(A run of records)
━━━━━━━━━━━━━━━━
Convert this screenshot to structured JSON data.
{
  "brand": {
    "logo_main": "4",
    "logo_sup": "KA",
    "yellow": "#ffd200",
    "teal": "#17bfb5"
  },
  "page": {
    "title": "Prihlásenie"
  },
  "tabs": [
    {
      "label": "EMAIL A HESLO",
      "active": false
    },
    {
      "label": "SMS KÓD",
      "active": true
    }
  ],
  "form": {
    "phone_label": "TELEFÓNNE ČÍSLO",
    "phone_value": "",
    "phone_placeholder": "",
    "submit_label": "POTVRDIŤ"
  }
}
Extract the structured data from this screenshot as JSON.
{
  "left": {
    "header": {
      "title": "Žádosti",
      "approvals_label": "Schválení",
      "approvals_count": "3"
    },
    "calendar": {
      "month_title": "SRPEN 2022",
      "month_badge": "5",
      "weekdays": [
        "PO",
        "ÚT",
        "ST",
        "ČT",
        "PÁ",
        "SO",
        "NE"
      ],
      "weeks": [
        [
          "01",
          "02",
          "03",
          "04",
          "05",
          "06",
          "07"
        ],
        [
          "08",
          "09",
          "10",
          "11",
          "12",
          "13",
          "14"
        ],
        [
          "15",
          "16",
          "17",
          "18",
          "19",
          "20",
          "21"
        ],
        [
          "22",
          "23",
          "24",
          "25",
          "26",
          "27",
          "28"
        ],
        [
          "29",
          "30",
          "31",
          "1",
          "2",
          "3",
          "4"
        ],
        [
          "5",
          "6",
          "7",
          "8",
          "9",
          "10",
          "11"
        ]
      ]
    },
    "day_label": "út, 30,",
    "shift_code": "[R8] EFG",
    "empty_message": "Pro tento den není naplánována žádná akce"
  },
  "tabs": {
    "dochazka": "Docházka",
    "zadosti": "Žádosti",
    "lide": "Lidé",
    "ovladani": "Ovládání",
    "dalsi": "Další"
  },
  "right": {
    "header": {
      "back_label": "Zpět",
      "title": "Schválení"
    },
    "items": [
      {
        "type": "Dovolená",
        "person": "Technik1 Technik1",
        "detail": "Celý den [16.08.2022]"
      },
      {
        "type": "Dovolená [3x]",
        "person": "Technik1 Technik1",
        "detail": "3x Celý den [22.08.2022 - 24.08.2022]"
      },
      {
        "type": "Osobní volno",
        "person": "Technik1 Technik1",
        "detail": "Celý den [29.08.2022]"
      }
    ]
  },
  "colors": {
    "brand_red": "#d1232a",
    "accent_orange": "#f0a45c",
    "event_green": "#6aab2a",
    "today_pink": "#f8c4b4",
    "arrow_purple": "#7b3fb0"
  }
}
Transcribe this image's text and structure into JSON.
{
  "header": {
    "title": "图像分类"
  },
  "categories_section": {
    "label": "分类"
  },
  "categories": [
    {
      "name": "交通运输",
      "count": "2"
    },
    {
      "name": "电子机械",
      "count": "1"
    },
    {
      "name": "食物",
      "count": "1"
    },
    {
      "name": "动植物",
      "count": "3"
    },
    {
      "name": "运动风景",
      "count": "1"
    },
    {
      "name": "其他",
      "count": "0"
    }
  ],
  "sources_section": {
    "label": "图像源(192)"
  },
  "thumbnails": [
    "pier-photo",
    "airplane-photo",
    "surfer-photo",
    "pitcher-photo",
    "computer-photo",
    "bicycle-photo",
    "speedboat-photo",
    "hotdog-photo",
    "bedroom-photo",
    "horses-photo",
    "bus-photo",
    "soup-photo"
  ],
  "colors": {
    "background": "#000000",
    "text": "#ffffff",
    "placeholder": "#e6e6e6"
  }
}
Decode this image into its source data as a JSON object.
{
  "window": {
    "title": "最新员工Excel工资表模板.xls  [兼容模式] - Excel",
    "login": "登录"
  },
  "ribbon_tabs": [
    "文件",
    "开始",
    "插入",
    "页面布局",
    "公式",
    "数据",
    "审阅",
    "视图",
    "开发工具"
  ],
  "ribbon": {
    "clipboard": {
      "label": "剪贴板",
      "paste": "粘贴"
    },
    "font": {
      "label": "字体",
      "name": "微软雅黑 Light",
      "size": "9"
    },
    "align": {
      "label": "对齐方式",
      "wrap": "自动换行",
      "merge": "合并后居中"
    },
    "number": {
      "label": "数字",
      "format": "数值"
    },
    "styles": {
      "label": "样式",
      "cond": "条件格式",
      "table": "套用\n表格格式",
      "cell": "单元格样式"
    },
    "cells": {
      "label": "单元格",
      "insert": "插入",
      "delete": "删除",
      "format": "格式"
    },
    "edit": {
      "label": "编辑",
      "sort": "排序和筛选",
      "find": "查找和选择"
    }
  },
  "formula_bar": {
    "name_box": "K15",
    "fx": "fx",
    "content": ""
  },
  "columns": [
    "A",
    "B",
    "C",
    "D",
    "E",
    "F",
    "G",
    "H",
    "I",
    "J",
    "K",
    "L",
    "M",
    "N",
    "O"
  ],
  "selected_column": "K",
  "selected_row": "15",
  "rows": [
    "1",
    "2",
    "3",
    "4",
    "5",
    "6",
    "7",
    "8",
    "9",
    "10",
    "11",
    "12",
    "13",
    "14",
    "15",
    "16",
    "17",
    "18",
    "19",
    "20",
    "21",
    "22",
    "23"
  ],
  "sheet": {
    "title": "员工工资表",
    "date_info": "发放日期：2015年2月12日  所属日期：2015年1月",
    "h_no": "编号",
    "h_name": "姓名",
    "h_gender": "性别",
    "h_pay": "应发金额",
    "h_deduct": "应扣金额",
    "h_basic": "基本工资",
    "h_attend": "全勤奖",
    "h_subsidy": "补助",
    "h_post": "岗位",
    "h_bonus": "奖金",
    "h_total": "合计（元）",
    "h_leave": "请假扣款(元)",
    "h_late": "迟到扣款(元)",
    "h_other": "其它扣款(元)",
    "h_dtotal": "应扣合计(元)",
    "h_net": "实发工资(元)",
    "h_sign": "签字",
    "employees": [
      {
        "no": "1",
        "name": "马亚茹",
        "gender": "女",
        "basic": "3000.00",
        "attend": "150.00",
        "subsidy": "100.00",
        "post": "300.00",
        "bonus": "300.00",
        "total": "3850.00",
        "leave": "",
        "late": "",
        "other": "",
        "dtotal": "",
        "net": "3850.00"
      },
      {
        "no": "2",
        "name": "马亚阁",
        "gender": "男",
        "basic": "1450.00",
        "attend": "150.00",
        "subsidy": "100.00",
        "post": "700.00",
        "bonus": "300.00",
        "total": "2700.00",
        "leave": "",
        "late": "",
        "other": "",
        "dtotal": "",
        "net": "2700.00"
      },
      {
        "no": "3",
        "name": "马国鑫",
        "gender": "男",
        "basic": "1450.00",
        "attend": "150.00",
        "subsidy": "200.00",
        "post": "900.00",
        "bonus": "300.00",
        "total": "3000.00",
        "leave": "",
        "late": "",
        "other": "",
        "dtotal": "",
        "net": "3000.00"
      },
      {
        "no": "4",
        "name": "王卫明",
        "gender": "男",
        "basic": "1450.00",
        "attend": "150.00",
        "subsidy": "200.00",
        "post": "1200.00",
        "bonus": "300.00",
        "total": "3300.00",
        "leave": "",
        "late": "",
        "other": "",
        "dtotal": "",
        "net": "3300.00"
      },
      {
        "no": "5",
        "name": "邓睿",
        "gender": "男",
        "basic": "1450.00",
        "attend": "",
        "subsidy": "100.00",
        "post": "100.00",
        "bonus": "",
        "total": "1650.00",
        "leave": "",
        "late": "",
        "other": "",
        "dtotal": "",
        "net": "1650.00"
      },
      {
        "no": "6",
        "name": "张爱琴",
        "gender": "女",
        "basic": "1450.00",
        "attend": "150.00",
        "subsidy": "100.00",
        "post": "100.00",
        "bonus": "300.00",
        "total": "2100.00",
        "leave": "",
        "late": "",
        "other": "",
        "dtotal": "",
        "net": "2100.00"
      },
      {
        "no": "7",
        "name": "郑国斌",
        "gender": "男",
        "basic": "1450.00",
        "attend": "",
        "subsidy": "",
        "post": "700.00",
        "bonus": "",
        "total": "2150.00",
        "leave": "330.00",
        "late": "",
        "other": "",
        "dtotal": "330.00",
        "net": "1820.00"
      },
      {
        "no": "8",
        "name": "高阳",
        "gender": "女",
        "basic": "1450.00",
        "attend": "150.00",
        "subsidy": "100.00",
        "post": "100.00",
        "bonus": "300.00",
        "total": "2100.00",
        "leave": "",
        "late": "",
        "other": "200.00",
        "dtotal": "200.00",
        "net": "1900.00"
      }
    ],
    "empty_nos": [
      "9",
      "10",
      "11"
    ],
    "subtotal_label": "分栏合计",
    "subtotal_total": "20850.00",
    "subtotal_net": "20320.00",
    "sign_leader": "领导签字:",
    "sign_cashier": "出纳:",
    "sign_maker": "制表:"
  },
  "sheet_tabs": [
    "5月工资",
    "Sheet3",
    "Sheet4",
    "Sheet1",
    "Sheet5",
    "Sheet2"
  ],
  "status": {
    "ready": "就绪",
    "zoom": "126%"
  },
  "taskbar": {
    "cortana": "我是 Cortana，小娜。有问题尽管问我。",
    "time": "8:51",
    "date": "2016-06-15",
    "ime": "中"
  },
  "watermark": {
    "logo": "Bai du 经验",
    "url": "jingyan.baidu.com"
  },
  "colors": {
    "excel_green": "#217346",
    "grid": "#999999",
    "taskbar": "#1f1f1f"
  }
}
━━━━━━━━━━━━━━━━
Stated exercise:
Only the number is wanted: how many lines above include the word "text"?

Solution:
2